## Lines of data
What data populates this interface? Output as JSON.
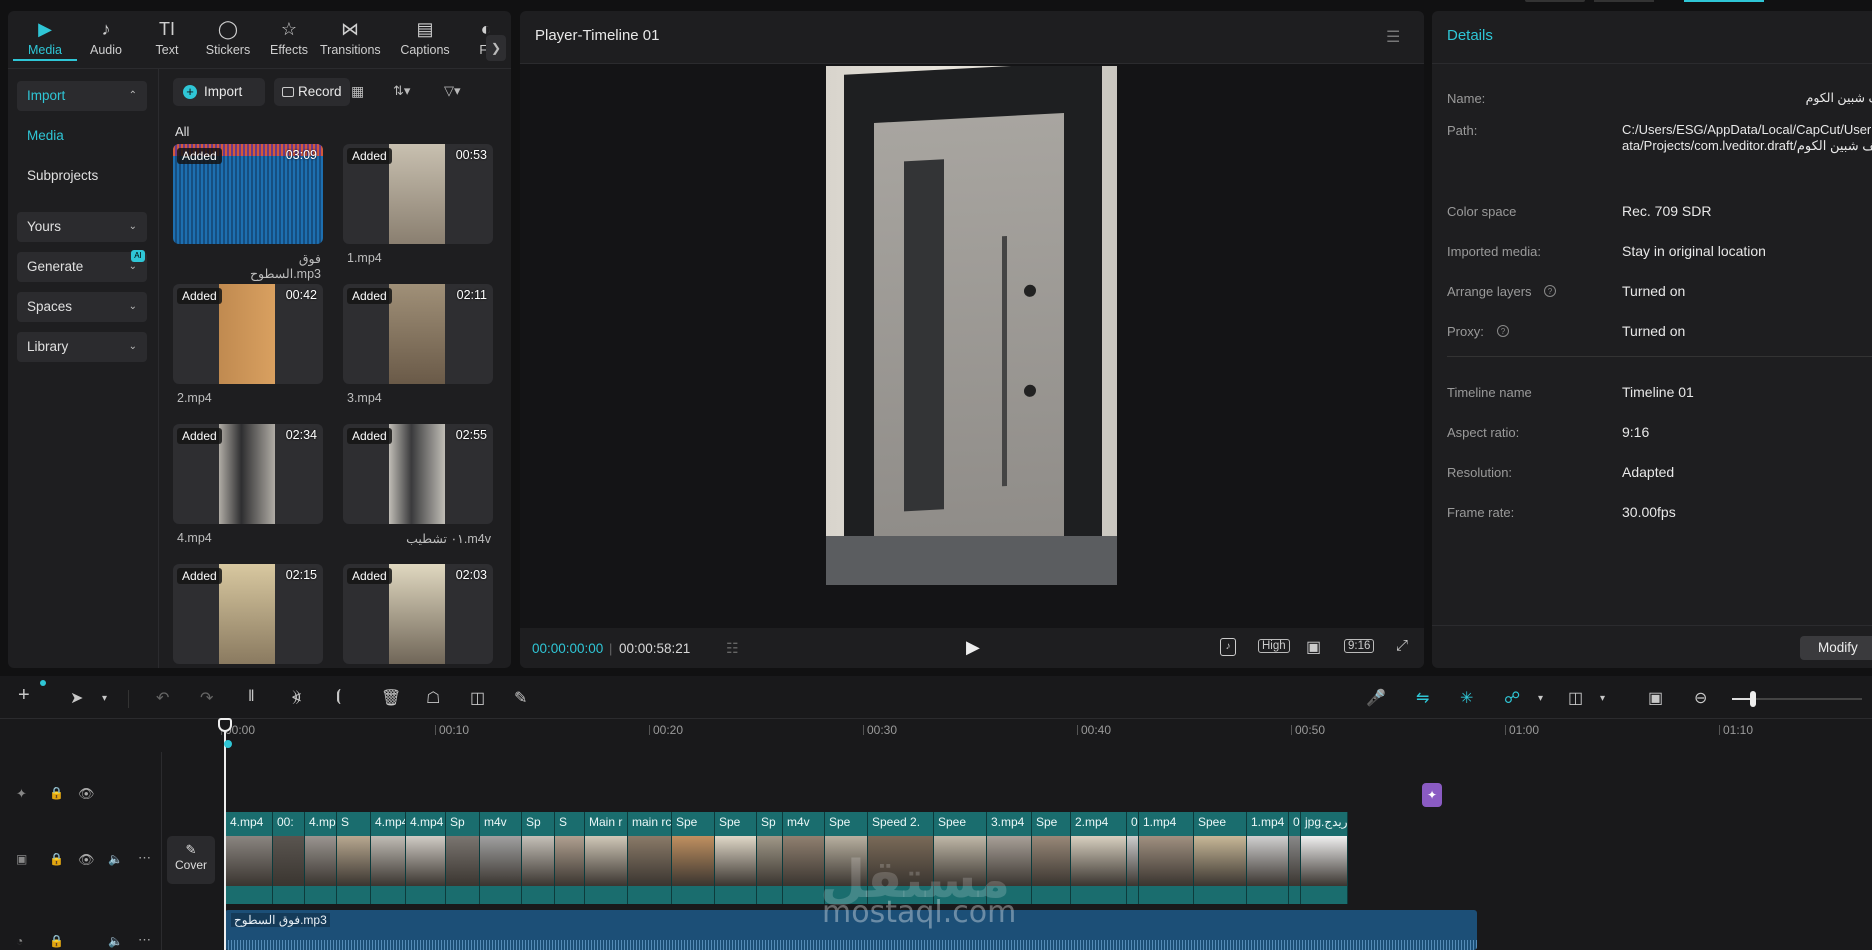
{
  "tabs": [
    {
      "label": "Media",
      "icon": "media-icon"
    },
    {
      "label": "Audio",
      "icon": "audio-icon"
    },
    {
      "label": "Text",
      "icon": "text-icon"
    },
    {
      "label": "Stickers",
      "icon": "stickers-icon"
    },
    {
      "label": "Effects",
      "icon": "effects-icon"
    },
    {
      "label": "Transitions",
      "icon": "transitions-icon"
    },
    {
      "label": "Captions",
      "icon": "captions-icon"
    },
    {
      "label": "Fil",
      "icon": "filters-icon"
    }
  ],
  "sidebar": {
    "import": "Import",
    "media": "Media",
    "subprojects": "Subprojects",
    "yours": "Yours",
    "generate": "Generate",
    "generate_badge": "AI",
    "spaces": "Spaces",
    "library": "Library"
  },
  "media_toolbar": {
    "import_button": "Import",
    "record_button": "Record",
    "filter_all": "All"
  },
  "media_items": [
    {
      "badge": "Added",
      "duration": "03:09",
      "name": "فوق السطوح.mp3"
    },
    {
      "badge": "Added",
      "duration": "00:53",
      "name": "1.mp4"
    },
    {
      "badge": "Added",
      "duration": "00:42",
      "name": "2.mp4"
    },
    {
      "badge": "Added",
      "duration": "02:11",
      "name": "3.mp4"
    },
    {
      "badge": "Added",
      "duration": "02:34",
      "name": "4.mp4"
    },
    {
      "badge": "Added",
      "duration": "02:55",
      "name": "٠١ تشطيب.m4v"
    },
    {
      "badge": "Added",
      "duration": "02:15",
      "name": ""
    },
    {
      "badge": "Added",
      "duration": "02:03",
      "name": ""
    }
  ],
  "player": {
    "title": "Player-Timeline 01",
    "current_time": "00:00:00:00",
    "total_time": "00:00:58:21",
    "quality": "High",
    "ratio": "9:16"
  },
  "details": {
    "title": "Details",
    "rows": [
      {
        "label": "Name:",
        "value": "لايف شبين الكوم"
      },
      {
        "label": "Path:",
        "value": "C:/Users/ESG/AppData/Local/CapCut/User Data/Projects/com.lveditor.draft/لايف شبين الكوم"
      },
      {
        "label": "Color space",
        "value": "Rec. 709 SDR"
      },
      {
        "label": "Imported media:",
        "value": "Stay in original location"
      },
      {
        "label": "Arrange layers",
        "value": "Turned on"
      },
      {
        "label": "Proxy:",
        "value": "Turned on"
      },
      {
        "label": "Timeline name",
        "value": "Timeline 01"
      },
      {
        "label": "Aspect ratio:",
        "value": "9:16"
      },
      {
        "label": "Resolution:",
        "value": "Adapted"
      },
      {
        "label": "Frame rate:",
        "value": "30.00fps"
      }
    ],
    "modify_button": "Modify"
  },
  "timeline": {
    "ruler": [
      "00:00",
      "00:10",
      "00:20",
      "00:30",
      "00:40",
      "00:50",
      "01:00",
      "01:10"
    ],
    "cover_label": "Cover",
    "audio_clip_label": "فوق السطوح.mp3",
    "video_clips": [
      "4.mp4",
      "00:",
      "4.mp",
      "S",
      "4.mp4",
      "4.mp4",
      "Sp",
      "m4v",
      "Sp",
      "S",
      "Main r",
      "main rc",
      "Spe",
      "Spe",
      "Sp",
      "m4v",
      "Spe",
      "Speed 2.",
      "Spee",
      "3.mp4",
      "Spe",
      "2.mp4",
      "0(",
      "1.mp4",
      "Spee",
      "1.mp4",
      "00:",
      "jpg.ريدج"
    ]
  },
  "watermark": {
    "arabic": "مستقل",
    "latin": "mostaql.com"
  },
  "colors": {
    "accent": "#2fc6d6",
    "clip": "#1a6d6e",
    "audio": "#1c4f77"
  }
}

## GIVEN INSTRUCTION
Leaving the pictures aside, transcribe the entire listing exactly.

## FULL SOLUTION
What data populates this interface? Output as JSON.
{
  "tabs": [
    {
      "label": "Media",
      "icon": "media-icon"
    },
    {
      "label": "Audio",
      "icon": "audio-icon"
    },
    {
      "label": "Text",
      "icon": "text-icon"
    },
    {
      "label": "Stickers",
      "icon": "stickers-icon"
    },
    {
      "label": "Effects",
      "icon": "effects-icon"
    },
    {
      "label": "Transitions",
      "icon": "transitions-icon"
    },
    {
      "label": "Captions",
      "icon": "captions-icon"
    },
    {
      "label": "Fil",
      "icon": "filters-icon"
    }
  ],
  "sidebar": {
    "import": "Import",
    "media": "Media",
    "subprojects": "Subprojects",
    "yours": "Yours",
    "generate": "Generate",
    "generate_badge": "AI",
    "spaces": "Spaces",
    "library": "Library"
  },
  "media_toolbar": {
    "import_button": "Import",
    "record_button": "Record",
    "filter_all": "All"
  },
  "media_items": [
    {
      "badge": "Added",
      "duration": "03:09",
      "name": "فوق السطوح.mp3"
    },
    {
      "badge": "Added",
      "duration": "00:53",
      "name": "1.mp4"
    },
    {
      "badge": "Added",
      "duration": "00:42",
      "name": "2.mp4"
    },
    {
      "badge": "Added",
      "duration": "02:11",
      "name": "3.mp4"
    },
    {
      "badge": "Added",
      "duration": "02:34",
      "name": "4.mp4"
    },
    {
      "badge": "Added",
      "duration": "02:55",
      "name": "٠١ تشطيب.m4v"
    },
    {
      "badge": "Added",
      "duration": "02:15",
      "name": ""
    },
    {
      "badge": "Added",
      "duration": "02:03",
      "name": ""
    }
  ],
  "player": {
    "title": "Player-Timeline 01",
    "current_time": "00:00:00:00",
    "total_time": "00:00:58:21",
    "quality": "High",
    "ratio": "9:16"
  },
  "details": {
    "title": "Details",
    "rows": [
      {
        "label": "Name:",
        "value": "لايف شبين الكوم"
      },
      {
        "label": "Path:",
        "value": "C:/Users/ESG/AppData/Local/CapCut/User Data/Projects/com.lveditor.draft/لايف شبين الكوم"
      },
      {
        "label": "Color space",
        "value": "Rec. 709 SDR"
      },
      {
        "label": "Imported media:",
        "value": "Stay in original location"
      },
      {
        "label": "Arrange layers",
        "value": "Turned on"
      },
      {
        "label": "Proxy:",
        "value": "Turned on"
      },
      {
        "label": "Timeline name",
        "value": "Timeline 01"
      },
      {
        "label": "Aspect ratio:",
        "value": "9:16"
      },
      {
        "label": "Resolution:",
        "value": "Adapted"
      },
      {
        "label": "Frame rate:",
        "value": "30.00fps"
      }
    ],
    "modify_button": "Modify"
  },
  "timeline": {
    "ruler": [
      "00:00",
      "00:10",
      "00:20",
      "00:30",
      "00:40",
      "00:50",
      "01:00",
      "01:10"
    ],
    "cover_label": "Cover",
    "audio_clip_label": "فوق السطوح.mp3",
    "video_clips": [
      "4.mp4",
      "00:",
      "4.mp",
      "S",
      "4.mp4",
      "4.mp4",
      "Sp",
      "m4v",
      "Sp",
      "S",
      "Main r",
      "main rc",
      "Spe",
      "Spe",
      "Sp",
      "m4v",
      "Spe",
      "Speed 2.",
      "Spee",
      "3.mp4",
      "Spe",
      "2.mp4",
      "0(",
      "1.mp4",
      "Spee",
      "1.mp4",
      "00:",
      "jpg.ريدج"
    ]
  },
  "watermark": {
    "arabic": "مستقل",
    "latin": "mostaql.com"
  },
  "colors": {
    "accent": "#2fc6d6",
    "clip": "#1a6d6e",
    "audio": "#1c4f77"
  }
}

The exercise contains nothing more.